---------- Dataset records ----------

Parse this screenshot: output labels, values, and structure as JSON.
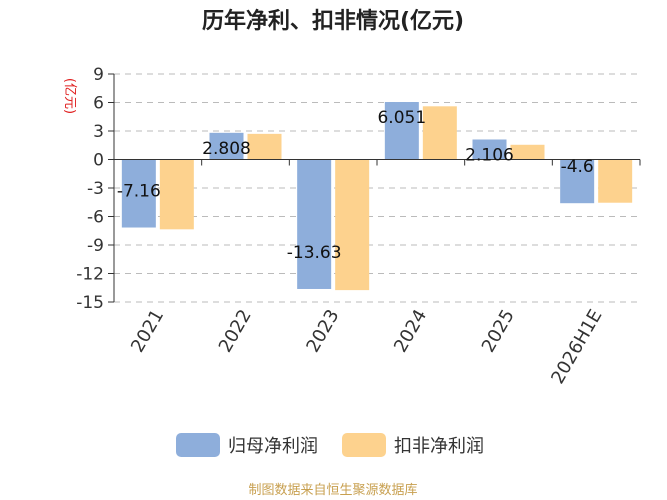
{
  "chart_data": {
    "type": "bar",
    "title": "历年净利、扣非情况(亿元)",
    "ylabel": "(亿元)",
    "categories": [
      "2021",
      "2022",
      "2023",
      "2024",
      "2025",
      "2026H1E"
    ],
    "series": [
      {
        "name": "归母净利润",
        "values": [
          -7.16,
          2.808,
          -13.63,
          6.051,
          2.106,
          -4.6
        ],
        "color": "#8eaedb",
        "labels": [
          "-7.16",
          "2.808",
          "-13.63",
          "6.051",
          "2.106",
          "-4.6"
        ]
      },
      {
        "name": "扣非净利润",
        "values": [
          -7.35,
          2.7,
          -13.75,
          5.6,
          1.55,
          -4.55
        ],
        "color": "#fdd28e"
      }
    ],
    "ylim": [
      -15,
      9
    ],
    "yticks": [
      9,
      6,
      3,
      0,
      -3,
      -6,
      -9,
      -12,
      -15
    ],
    "grid": true,
    "legend_position": "bottom"
  },
  "source": "制图数据来自恒生聚源数据库",
  "colors": {
    "ylabel": "#e02020",
    "source": "#c8a050",
    "axis": "#333333",
    "grid": "#bbbbbb"
  }
}
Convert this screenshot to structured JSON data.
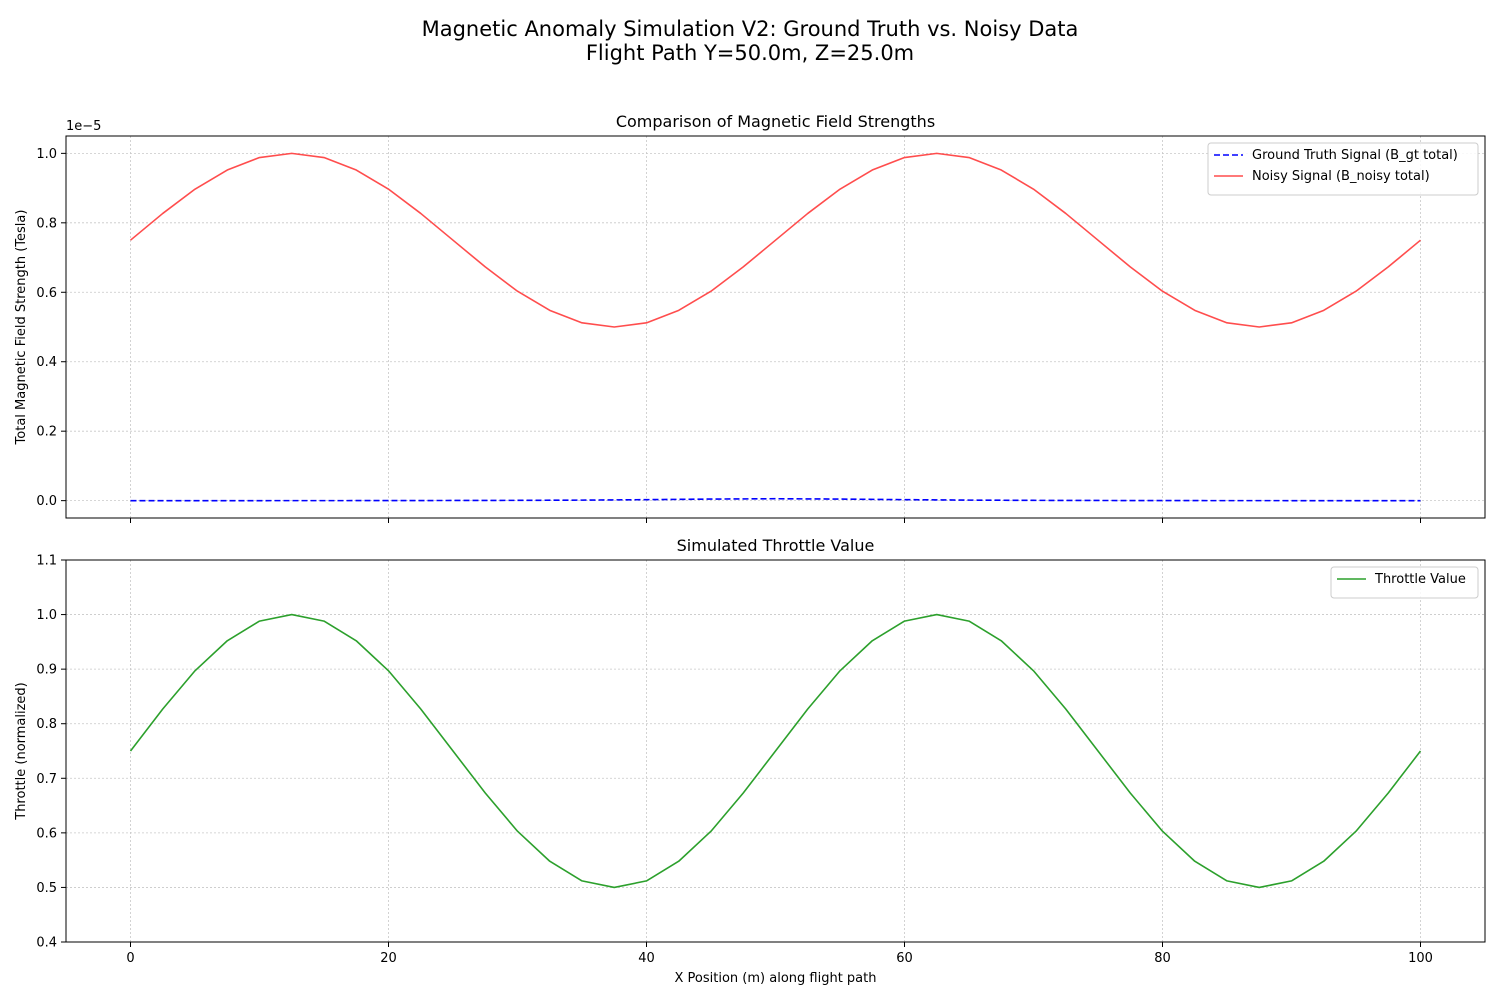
{
  "figure": {
    "title_line1": "Magnetic Anomaly Simulation V2: Ground Truth vs. Noisy Data",
    "title_line2": "Flight Path Y=50.0m, Z=25.0m"
  },
  "chart_data": [
    {
      "type": "line",
      "title": "Comparison of Magnetic Field Strengths",
      "xlabel": "",
      "ylabel": "Total Magnetic Field Strength (Tesla)",
      "y_offset_label": "1e−5",
      "y_scale_factor": 1e-05,
      "xlim": [
        -5,
        105
      ],
      "ylim": [
        -5e-07,
        1.05e-05
      ],
      "x_ticks": [
        0,
        20,
        40,
        60,
        80,
        100
      ],
      "y_ticks": [
        0.0,
        0.2,
        0.4,
        0.6,
        0.8,
        1.0
      ],
      "grid": true,
      "legend_position": "top-right",
      "series": [
        {
          "name": "Ground Truth Signal (B_gt total)",
          "color": "#0000ff",
          "style": "dashed",
          "x": [
            0,
            10,
            20,
            30,
            35,
            40,
            45,
            50,
            55,
            60,
            65,
            70,
            80,
            90,
            100
          ],
          "y": [
            0,
            0,
            1e-09,
            8e-09,
            1.5e-08,
            2.8e-08,
            4.5e-08,
            5.5e-08,
            4.5e-08,
            2.8e-08,
            1.5e-08,
            8e-09,
            1e-09,
            0,
            0
          ]
        },
        {
          "name": "Noisy Signal (B_noisy total)",
          "color": "#ff4d4d",
          "style": "solid",
          "x": [
            0,
            2.5,
            5,
            7.5,
            10,
            12.5,
            15,
            17.5,
            20,
            22.5,
            25,
            27.5,
            30,
            32.5,
            35,
            37.5,
            40,
            42.5,
            45,
            47.5,
            50,
            52.5,
            55,
            57.5,
            60,
            62.5,
            65,
            67.5,
            70,
            72.5,
            75,
            77.5,
            80,
            82.5,
            85,
            87.5,
            90,
            92.5,
            95,
            97.5,
            100
          ],
          "y": [
            7.5e-06,
            8.27e-06,
            8.97e-06,
            9.52e-06,
            9.88e-06,
            1e-05,
            9.88e-06,
            9.52e-06,
            8.97e-06,
            8.27e-06,
            7.5e-06,
            6.73e-06,
            6.03e-06,
            5.48e-06,
            5.12e-06,
            5e-06,
            5.12e-06,
            5.48e-06,
            6.03e-06,
            6.73e-06,
            7.5e-06,
            8.27e-06,
            8.97e-06,
            9.52e-06,
            9.88e-06,
            1e-05,
            9.88e-06,
            9.52e-06,
            8.97e-06,
            8.27e-06,
            7.5e-06,
            6.73e-06,
            6.03e-06,
            5.48e-06,
            5.12e-06,
            5e-06,
            5.12e-06,
            5.48e-06,
            6.03e-06,
            6.73e-06,
            7.5e-06
          ]
        }
      ]
    },
    {
      "type": "line",
      "title": "Simulated Throttle Value",
      "xlabel": "X Position (m) along flight path",
      "ylabel": "Throttle (normalized)",
      "xlim": [
        -5,
        105
      ],
      "ylim": [
        0.4,
        1.1
      ],
      "x_ticks": [
        0,
        20,
        40,
        60,
        80,
        100
      ],
      "y_ticks": [
        0.4,
        0.5,
        0.6,
        0.7,
        0.8,
        0.9,
        1.0,
        1.1
      ],
      "grid": true,
      "legend_position": "top-right",
      "series": [
        {
          "name": "Throttle Value",
          "color": "#2ca02c",
          "style": "solid",
          "x": [
            0,
            2.5,
            5,
            7.5,
            10,
            12.5,
            15,
            17.5,
            20,
            22.5,
            25,
            27.5,
            30,
            32.5,
            35,
            37.5,
            40,
            42.5,
            45,
            47.5,
            50,
            52.5,
            55,
            57.5,
            60,
            62.5,
            65,
            67.5,
            70,
            72.5,
            75,
            77.5,
            80,
            82.5,
            85,
            87.5,
            90,
            92.5,
            95,
            97.5,
            100
          ],
          "y": [
            0.75,
            0.827,
            0.897,
            0.952,
            0.988,
            1.0,
            0.988,
            0.952,
            0.897,
            0.827,
            0.75,
            0.673,
            0.603,
            0.548,
            0.512,
            0.5,
            0.512,
            0.548,
            0.603,
            0.673,
            0.75,
            0.827,
            0.897,
            0.952,
            0.988,
            1.0,
            0.988,
            0.952,
            0.897,
            0.827,
            0.75,
            0.673,
            0.603,
            0.548,
            0.512,
            0.5,
            0.512,
            0.548,
            0.603,
            0.673,
            0.75
          ]
        }
      ]
    }
  ]
}
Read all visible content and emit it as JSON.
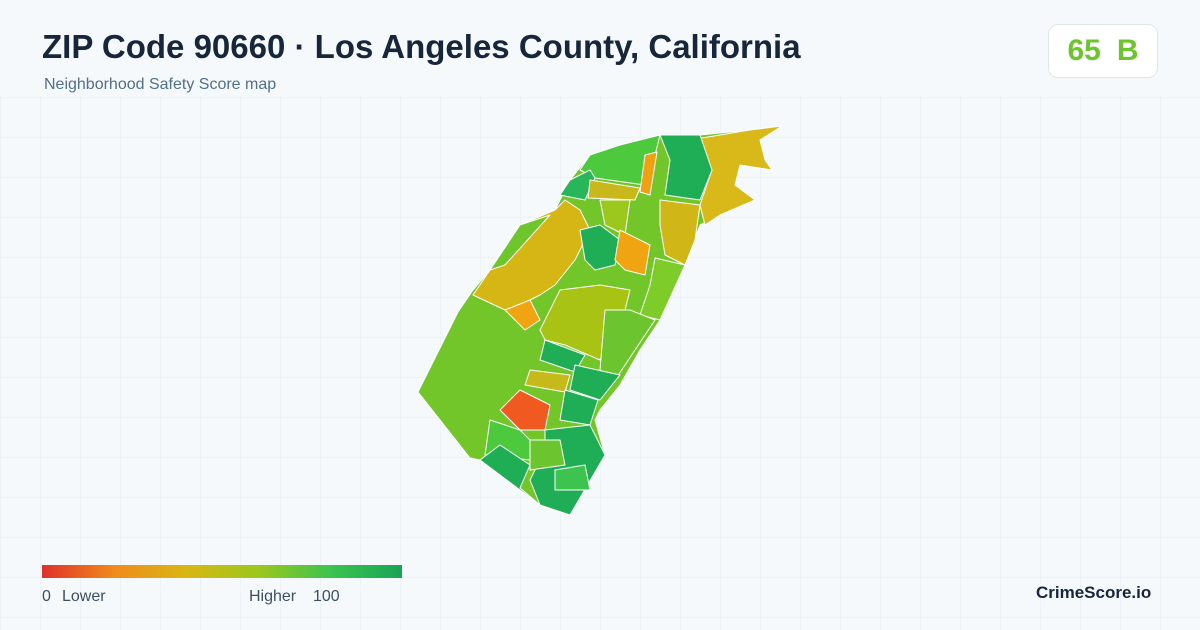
{
  "header": {
    "title": "ZIP Code 90660 · Los Angeles County, California",
    "subtitle": "Neighborhood Safety Score map"
  },
  "score": {
    "value": 65,
    "grade": "B"
  },
  "legend": {
    "min": 0,
    "min_label": "Lower",
    "max_label": "Higher",
    "max": 100
  },
  "brand": "CrimeScore.io"
}
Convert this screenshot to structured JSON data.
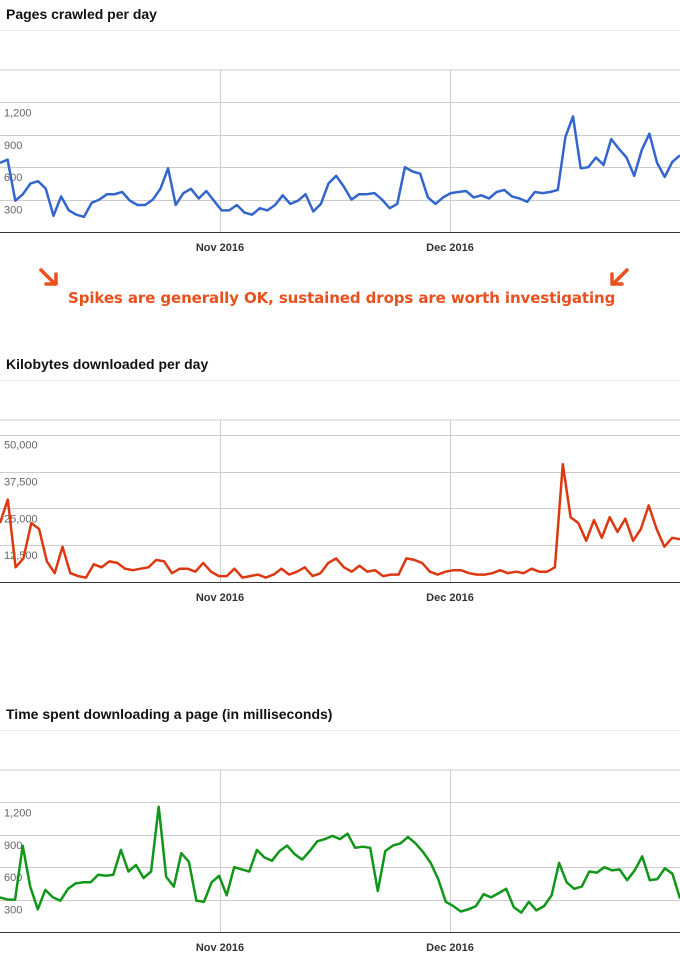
{
  "annotation": {
    "text": "Spikes are generally OK, sustained drops are worth investigating",
    "color": "#e8501e"
  },
  "chart_data": [
    {
      "type": "line",
      "title": "Pages crawled per day",
      "color": "#3366cc",
      "ylim": [
        0,
        1500
      ],
      "yticks": [
        300,
        600,
        900,
        1200
      ],
      "ytick_labels": [
        "300",
        "600",
        "900",
        "1,200"
      ],
      "xtick_labels": [
        "Nov 2016",
        "Dec 2016"
      ],
      "values": [
        640,
        670,
        290,
        350,
        450,
        470,
        400,
        150,
        330,
        200,
        160,
        140,
        270,
        300,
        350,
        350,
        370,
        290,
        250,
        250,
        300,
        400,
        590,
        250,
        360,
        400,
        310,
        380,
        290,
        200,
        200,
        250,
        180,
        160,
        220,
        200,
        250,
        340,
        260,
        290,
        350,
        190,
        260,
        450,
        520,
        420,
        300,
        350,
        350,
        360,
        300,
        220,
        260,
        600,
        560,
        540,
        320,
        260,
        320,
        360,
        370,
        380,
        320,
        340,
        310,
        370,
        390,
        330,
        310,
        280,
        370,
        360,
        370,
        390,
        880,
        1070,
        590,
        600,
        690,
        620,
        860,
        770,
        690,
        520,
        760,
        910,
        640,
        510,
        650,
        710
      ]
    },
    {
      "type": "line",
      "title": "Kilobytes downloaded per day",
      "color": "#dc3912",
      "ylim": [
        0,
        55000
      ],
      "yticks": [
        12500,
        25000,
        37500,
        50000
      ],
      "ytick_labels": [
        "12,500",
        "25,000",
        "37,500",
        "50,000"
      ],
      "xtick_labels": [
        "Nov 2016",
        "Dec 2016"
      ],
      "values": [
        20000,
        28000,
        5000,
        8000,
        20000,
        18000,
        7000,
        3000,
        12000,
        3000,
        2000,
        1500,
        6000,
        5000,
        7000,
        6500,
        4500,
        4000,
        4500,
        5000,
        7500,
        7000,
        3000,
        4500,
        4500,
        3500,
        6500,
        3500,
        2000,
        2000,
        4500,
        1500,
        2000,
        2500,
        1500,
        2500,
        4500,
        2500,
        3500,
        5000,
        2000,
        3000,
        6500,
        8000,
        5000,
        3500,
        5500,
        3500,
        4000,
        2000,
        2500,
        2500,
        8000,
        7500,
        6500,
        3500,
        2500,
        3500,
        4000,
        4000,
        3000,
        2500,
        2500,
        3000,
        4000,
        3000,
        3500,
        3000,
        4500,
        3500,
        3500,
        5000,
        40000,
        22000,
        20000,
        14000,
        21000,
        15000,
        22000,
        17000,
        21500,
        14000,
        18000,
        26000,
        18000,
        12000,
        15000,
        14500
      ]
    },
    {
      "type": "line",
      "title": "Time spent downloading a page (in milliseconds)",
      "color": "#109618",
      "ylim": [
        0,
        1500
      ],
      "yticks": [
        300,
        600,
        900,
        1200
      ],
      "ytick_labels": [
        "300",
        "600",
        "900",
        "1,200"
      ],
      "xtick_labels": [
        "Nov 2016",
        "Dec 2016"
      ],
      "values": [
        320,
        300,
        300,
        800,
        420,
        210,
        390,
        320,
        290,
        400,
        450,
        460,
        460,
        530,
        520,
        530,
        760,
        560,
        620,
        500,
        560,
        1160,
        510,
        420,
        730,
        650,
        290,
        280,
        460,
        520,
        340,
        600,
        580,
        560,
        760,
        690,
        660,
        750,
        800,
        720,
        670,
        750,
        840,
        860,
        890,
        860,
        910,
        780,
        790,
        780,
        380,
        750,
        800,
        820,
        880,
        820,
        740,
        640,
        490,
        280,
        240,
        190,
        210,
        240,
        350,
        320,
        360,
        400,
        230,
        180,
        280,
        200,
        240,
        340,
        640,
        460,
        400,
        420,
        560,
        550,
        600,
        570,
        580,
        480,
        570,
        700,
        480,
        490,
        590,
        540,
        310
      ]
    }
  ]
}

----------

*What you will do*
Locate the lines above that contain "xlabel" and copy them.

*Exercise solution*
      "xlabel": "",
      "xlabel": "X Position (m) along flight path",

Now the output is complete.